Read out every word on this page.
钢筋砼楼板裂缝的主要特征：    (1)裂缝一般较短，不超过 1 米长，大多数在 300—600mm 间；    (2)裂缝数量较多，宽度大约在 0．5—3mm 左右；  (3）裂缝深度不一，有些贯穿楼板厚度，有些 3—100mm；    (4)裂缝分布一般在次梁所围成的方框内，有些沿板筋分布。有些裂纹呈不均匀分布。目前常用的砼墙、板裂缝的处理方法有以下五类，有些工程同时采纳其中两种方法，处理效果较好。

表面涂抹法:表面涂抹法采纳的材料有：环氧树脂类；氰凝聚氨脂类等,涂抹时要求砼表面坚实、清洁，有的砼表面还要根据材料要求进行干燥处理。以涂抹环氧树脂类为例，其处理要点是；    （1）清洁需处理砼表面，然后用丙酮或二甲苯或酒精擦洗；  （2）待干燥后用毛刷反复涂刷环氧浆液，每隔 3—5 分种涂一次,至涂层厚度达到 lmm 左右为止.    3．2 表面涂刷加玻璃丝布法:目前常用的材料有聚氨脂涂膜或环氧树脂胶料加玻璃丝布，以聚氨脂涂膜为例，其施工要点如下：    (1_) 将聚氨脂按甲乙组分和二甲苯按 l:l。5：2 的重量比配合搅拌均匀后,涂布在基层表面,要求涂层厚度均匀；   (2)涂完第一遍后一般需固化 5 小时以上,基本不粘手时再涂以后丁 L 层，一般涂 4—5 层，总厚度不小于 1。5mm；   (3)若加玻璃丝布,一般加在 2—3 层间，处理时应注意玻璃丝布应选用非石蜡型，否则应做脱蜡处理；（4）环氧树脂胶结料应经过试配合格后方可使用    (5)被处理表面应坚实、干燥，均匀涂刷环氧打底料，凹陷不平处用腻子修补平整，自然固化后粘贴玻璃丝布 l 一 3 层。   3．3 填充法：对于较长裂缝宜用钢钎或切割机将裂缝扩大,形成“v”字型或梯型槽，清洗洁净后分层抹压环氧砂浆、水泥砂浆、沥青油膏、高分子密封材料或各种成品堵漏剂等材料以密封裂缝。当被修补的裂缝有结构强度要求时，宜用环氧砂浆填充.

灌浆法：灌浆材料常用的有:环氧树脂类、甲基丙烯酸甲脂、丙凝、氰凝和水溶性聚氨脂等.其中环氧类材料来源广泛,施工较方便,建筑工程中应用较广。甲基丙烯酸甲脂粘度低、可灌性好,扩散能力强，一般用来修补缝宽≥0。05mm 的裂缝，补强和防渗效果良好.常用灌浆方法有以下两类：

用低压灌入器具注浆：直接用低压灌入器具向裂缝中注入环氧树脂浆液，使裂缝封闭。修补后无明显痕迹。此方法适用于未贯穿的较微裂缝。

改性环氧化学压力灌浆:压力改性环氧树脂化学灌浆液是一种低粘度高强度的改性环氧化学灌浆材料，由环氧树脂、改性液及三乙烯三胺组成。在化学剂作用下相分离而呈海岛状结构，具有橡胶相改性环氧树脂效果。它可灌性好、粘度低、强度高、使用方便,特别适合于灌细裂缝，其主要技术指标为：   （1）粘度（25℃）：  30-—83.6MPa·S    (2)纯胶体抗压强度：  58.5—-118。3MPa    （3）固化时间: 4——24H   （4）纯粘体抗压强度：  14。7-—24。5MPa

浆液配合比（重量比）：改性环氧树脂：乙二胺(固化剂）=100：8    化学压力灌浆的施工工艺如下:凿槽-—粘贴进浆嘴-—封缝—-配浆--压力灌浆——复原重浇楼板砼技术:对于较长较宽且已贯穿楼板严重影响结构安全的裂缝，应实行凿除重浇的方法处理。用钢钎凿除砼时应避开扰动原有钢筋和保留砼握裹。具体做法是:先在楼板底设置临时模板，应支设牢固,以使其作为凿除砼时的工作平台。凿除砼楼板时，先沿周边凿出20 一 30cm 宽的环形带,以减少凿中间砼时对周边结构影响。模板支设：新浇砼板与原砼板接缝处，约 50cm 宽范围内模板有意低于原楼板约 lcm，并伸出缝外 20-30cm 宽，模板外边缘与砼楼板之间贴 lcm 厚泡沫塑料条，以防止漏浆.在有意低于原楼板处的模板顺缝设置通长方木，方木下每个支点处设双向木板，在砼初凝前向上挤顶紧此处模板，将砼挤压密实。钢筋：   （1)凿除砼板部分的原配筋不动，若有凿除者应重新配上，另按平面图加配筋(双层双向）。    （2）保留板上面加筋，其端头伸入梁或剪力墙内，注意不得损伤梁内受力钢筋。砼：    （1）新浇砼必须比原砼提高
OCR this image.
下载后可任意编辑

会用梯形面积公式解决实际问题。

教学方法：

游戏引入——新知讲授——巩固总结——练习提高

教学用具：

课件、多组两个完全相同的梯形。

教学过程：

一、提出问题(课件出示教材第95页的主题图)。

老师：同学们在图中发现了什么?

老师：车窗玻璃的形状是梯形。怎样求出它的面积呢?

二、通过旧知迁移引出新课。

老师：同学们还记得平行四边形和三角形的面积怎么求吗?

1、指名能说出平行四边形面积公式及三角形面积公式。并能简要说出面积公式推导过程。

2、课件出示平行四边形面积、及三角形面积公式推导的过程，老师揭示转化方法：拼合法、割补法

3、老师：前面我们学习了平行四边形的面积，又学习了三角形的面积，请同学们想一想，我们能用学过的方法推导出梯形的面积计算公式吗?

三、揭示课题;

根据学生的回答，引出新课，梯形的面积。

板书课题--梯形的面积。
· · ·
** Objective **
Look through the entries above and report each line where the string "this" occurs.

** Written solution **
Read out every word on this page.
OCR this image.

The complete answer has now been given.